Data excerpts:
────

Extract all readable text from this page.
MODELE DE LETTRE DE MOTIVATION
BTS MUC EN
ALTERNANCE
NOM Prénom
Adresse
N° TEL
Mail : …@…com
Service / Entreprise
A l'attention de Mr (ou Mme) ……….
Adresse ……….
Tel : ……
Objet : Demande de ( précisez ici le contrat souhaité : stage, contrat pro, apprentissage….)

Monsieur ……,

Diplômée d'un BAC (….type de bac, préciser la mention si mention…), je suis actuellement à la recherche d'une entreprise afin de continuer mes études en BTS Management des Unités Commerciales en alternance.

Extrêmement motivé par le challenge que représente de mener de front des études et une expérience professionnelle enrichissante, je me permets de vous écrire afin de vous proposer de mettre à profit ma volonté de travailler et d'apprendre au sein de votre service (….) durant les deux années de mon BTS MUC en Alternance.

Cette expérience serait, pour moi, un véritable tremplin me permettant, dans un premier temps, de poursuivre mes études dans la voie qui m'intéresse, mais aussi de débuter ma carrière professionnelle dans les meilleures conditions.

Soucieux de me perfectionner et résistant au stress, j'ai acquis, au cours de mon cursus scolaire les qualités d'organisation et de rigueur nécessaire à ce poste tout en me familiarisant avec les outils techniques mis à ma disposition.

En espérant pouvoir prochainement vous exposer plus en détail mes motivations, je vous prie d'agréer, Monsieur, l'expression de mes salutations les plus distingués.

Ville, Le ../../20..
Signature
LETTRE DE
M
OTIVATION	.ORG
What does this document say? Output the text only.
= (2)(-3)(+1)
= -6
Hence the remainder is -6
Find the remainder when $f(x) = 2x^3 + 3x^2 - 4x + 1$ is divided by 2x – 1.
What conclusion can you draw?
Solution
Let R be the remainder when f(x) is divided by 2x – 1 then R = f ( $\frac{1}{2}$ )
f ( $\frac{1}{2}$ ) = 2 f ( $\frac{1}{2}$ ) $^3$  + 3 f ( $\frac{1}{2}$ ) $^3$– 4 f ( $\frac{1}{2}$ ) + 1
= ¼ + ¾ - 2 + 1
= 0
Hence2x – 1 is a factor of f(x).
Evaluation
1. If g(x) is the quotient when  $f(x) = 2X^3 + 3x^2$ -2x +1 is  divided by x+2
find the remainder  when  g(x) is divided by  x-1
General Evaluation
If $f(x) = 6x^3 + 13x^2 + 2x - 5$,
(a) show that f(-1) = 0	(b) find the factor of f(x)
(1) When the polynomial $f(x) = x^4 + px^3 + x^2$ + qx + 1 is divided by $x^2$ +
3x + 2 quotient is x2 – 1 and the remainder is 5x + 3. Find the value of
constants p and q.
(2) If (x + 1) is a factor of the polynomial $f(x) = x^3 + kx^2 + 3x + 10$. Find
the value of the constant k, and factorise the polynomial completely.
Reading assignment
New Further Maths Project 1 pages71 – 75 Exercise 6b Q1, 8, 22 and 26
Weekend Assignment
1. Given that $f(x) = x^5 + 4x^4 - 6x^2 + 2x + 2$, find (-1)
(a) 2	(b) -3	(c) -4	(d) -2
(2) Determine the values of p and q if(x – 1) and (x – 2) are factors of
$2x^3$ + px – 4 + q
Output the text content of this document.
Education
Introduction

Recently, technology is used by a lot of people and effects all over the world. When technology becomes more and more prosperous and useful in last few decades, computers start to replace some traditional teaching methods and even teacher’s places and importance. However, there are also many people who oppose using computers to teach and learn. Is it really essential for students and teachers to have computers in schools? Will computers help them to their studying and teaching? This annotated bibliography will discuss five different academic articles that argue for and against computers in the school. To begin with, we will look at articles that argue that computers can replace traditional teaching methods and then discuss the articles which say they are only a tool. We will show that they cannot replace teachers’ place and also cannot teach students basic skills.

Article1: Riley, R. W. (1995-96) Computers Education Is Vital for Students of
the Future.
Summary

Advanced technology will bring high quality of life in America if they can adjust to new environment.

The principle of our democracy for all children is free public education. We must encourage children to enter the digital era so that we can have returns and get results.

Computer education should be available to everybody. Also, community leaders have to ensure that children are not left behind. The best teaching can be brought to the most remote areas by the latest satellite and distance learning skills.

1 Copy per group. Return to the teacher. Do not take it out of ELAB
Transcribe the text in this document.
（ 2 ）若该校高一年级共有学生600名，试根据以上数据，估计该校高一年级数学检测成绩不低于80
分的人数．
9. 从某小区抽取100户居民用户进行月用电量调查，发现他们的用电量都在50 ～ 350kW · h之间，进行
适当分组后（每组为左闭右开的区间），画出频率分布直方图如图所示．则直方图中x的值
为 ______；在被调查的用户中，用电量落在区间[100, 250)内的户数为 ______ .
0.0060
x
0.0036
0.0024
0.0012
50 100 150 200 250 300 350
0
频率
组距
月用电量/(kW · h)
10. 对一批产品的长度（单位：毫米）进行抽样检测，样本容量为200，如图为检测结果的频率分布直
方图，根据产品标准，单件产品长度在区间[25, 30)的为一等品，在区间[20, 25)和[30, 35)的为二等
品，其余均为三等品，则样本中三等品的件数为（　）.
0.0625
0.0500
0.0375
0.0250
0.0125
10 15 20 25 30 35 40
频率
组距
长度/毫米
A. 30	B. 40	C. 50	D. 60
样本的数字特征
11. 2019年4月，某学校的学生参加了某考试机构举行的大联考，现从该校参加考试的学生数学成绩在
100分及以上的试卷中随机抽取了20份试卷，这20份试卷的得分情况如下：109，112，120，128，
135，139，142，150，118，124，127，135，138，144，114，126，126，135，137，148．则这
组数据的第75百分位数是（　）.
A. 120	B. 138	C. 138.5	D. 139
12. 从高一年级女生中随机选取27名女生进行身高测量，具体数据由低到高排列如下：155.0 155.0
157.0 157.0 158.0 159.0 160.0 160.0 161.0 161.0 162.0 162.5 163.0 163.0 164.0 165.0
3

────

Write the complete data out, exactly as above.

### ANSWER TO THE EXERCISE
Extract all readable text from this page.
MODELE DE LETTRE DE MOTIVATION
BTS MUC EN
ALTERNANCE
NOM Prénom
Adresse
N° TEL
Mail : …@…com
Service / Entreprise
A l'attention de Mr (ou Mme) ……….
Adresse ……….
Tel : ……
Objet : Demande de ( précisez ici le contrat souhaité : stage, contrat pro, apprentissage….)

Monsieur ……,

Diplômée d'un BAC (….type de bac, préciser la mention si mention…), je suis actuellement à la recherche d'une entreprise afin de continuer mes études en BTS Management des Unités Commerciales en alternance.

Extrêmement motivé par le challenge que représente de mener de front des études et une expérience professionnelle enrichissante, je me permets de vous écrire afin de vous proposer de mettre à profit ma volonté de travailler et d'apprendre au sein de votre service (….) durant les deux années de mon BTS MUC en Alternance.

Cette expérience serait, pour moi, un véritable tremplin me permettant, dans un premier temps, de poursuivre mes études dans la voie qui m'intéresse, mais aussi de débuter ma carrière professionnelle dans les meilleures conditions.

Soucieux de me perfectionner et résistant au stress, j'ai acquis, au cours de mon cursus scolaire les qualités d'organisation et de rigueur nécessaire à ce poste tout en me familiarisant avec les outils techniques mis à ma disposition.

En espérant pouvoir prochainement vous exposer plus en détail mes motivations, je vous prie d'agréer, Monsieur, l'expression de mes salutations les plus distingués.

Ville, Le ../../20..
Signature
LETTRE DE
M
OTIVATION	.ORG
What does this document say? Output the text only.
= (2)(-3)(+1)
= -6
Hence the remainder is -6
Find the remainder when $f(x) = 2x^3 + 3x^2 - 4x + 1$ is divided by 2x – 1.
What conclusion can you draw?
Solution
Let R be the remainder when f(x) is divided by 2x – 1 then R = f ( $\frac{1}{2}$ )
f ( $\frac{1}{2}$ ) = 2 f ( $\frac{1}{2}$ ) $^3$  + 3 f ( $\frac{1}{2}$ ) $^3$– 4 f ( $\frac{1}{2}$ ) + 1
= ¼ + ¾ - 2 + 1
= 0
Hence2x – 1 is a factor of f(x).
Evaluation
1. If g(x) is the quotient when  $f(x) = 2X^3 + 3x^2$ -2x +1 is  divided by x+2
find the remainder  when  g(x) is divided by  x-1
General Evaluation
If $f(x) = 6x^3 + 13x^2 + 2x - 5$,
(a) show that f(-1) = 0	(b) find the factor of f(x)
(1) When the polynomial $f(x) = x^4 + px^3 + x^2$ + qx + 1 is divided by $x^2$ +
3x + 2 quotient is x2 – 1 and the remainder is 5x + 3. Find the value of
constants p and q.
(2) If (x + 1) is a factor of the polynomial $f(x) = x^3 + kx^2 + 3x + 10$. Find
the value of the constant k, and factorise the polynomial completely.
Reading assignment
New Further Maths Project 1 pages71 – 75 Exercise 6b Q1, 8, 22 and 26
Weekend Assignment
1. Given that $f(x) = x^5 + 4x^4 - 6x^2 + 2x + 2$, find (-1)
(a) 2	(b) -3	(c) -4	(d) -2
(2) Determine the values of p and q if(x – 1) and (x – 2) are factors of
$2x^3$ + px – 4 + q
Output the text content of this document.
Education
Introduction

Recently, technology is used by a lot of people and effects all over the world. When technology becomes more and more prosperous and useful in last few decades, computers start to replace some traditional teaching methods and even teacher’s places and importance. However, there are also many people who oppose using computers to teach and learn. Is it really essential for students and teachers to have computers in schools? Will computers help them to their studying and teaching? This annotated bibliography will discuss five different academic articles that argue for and against computers in the school. To begin with, we will look at articles that argue that computers can replace traditional teaching methods and then discuss the articles which say they are only a tool. We will show that they cannot replace teachers’ place and also cannot teach students basic skills.

Article1: Riley, R. W. (1995-96) Computers Education Is Vital for Students of
the Future.
Summary

Advanced technology will bring high quality of life in America if they can adjust to new environment.

The principle of our democracy for all children is free public education. We must encourage children to enter the digital era so that we can have returns and get results.

Computer education should be available to everybody. Also, community leaders have to ensure that children are not left behind. The best teaching can be brought to the most remote areas by the latest satellite and distance learning skills.

1 Copy per group. Return to the teacher. Do not take it out of ELAB
Transcribe the text in this document.
（ 2 ）若该校高一年级共有学生600名，试根据以上数据，估计该校高一年级数学检测成绩不低于80
分的人数．
9. 从某小区抽取100户居民用户进行月用电量调查，发现他们的用电量都在50 ～ 350kW · h之间，进行
适当分组后（每组为左闭右开的区间），画出频率分布直方图如图所示．则直方图中x的值
为 ______；在被调查的用户中，用电量落在区间[100, 250)内的户数为 ______ .
0.0060
x
0.0036
0.0024
0.0012
50 100 150 200 250 300 350
0
频率
组距
月用电量/(kW · h)
10. 对一批产品的长度（单位：毫米）进行抽样检测，样本容量为200，如图为检测结果的频率分布直
方图，根据产品标准，单件产品长度在区间[25, 30)的为一等品，在区间[20, 25)和[30, 35)的为二等
品，其余均为三等品，则样本中三等品的件数为（　）.
0.0625
0.0500
0.0375
0.0250
0.0125
10 15 20 25 30 35 40
频率
组距
长度/毫米
A. 30	B. 40	C. 50	D. 60
样本的数字特征
11. 2019年4月，某学校的学生参加了某考试机构举行的大联考，现从该校参加考试的学生数学成绩在
100分及以上的试卷中随机抽取了20份试卷，这20份试卷的得分情况如下：109，112，120，128，
135，139，142，150，118，124，127，135，138，144，114，126，126，135，137，148．则这
组数据的第75百分位数是（　）.
A. 120	B. 138	C. 138.5	D. 139
12. 从高一年级女生中随机选取27名女生进行身高测量，具体数据由低到高排列如下：155.0 155.0
157.0 157.0 158.0 159.0 160.0 160.0 161.0 161.0 162.0 162.5 163.0 163.0 164.0 165.0
3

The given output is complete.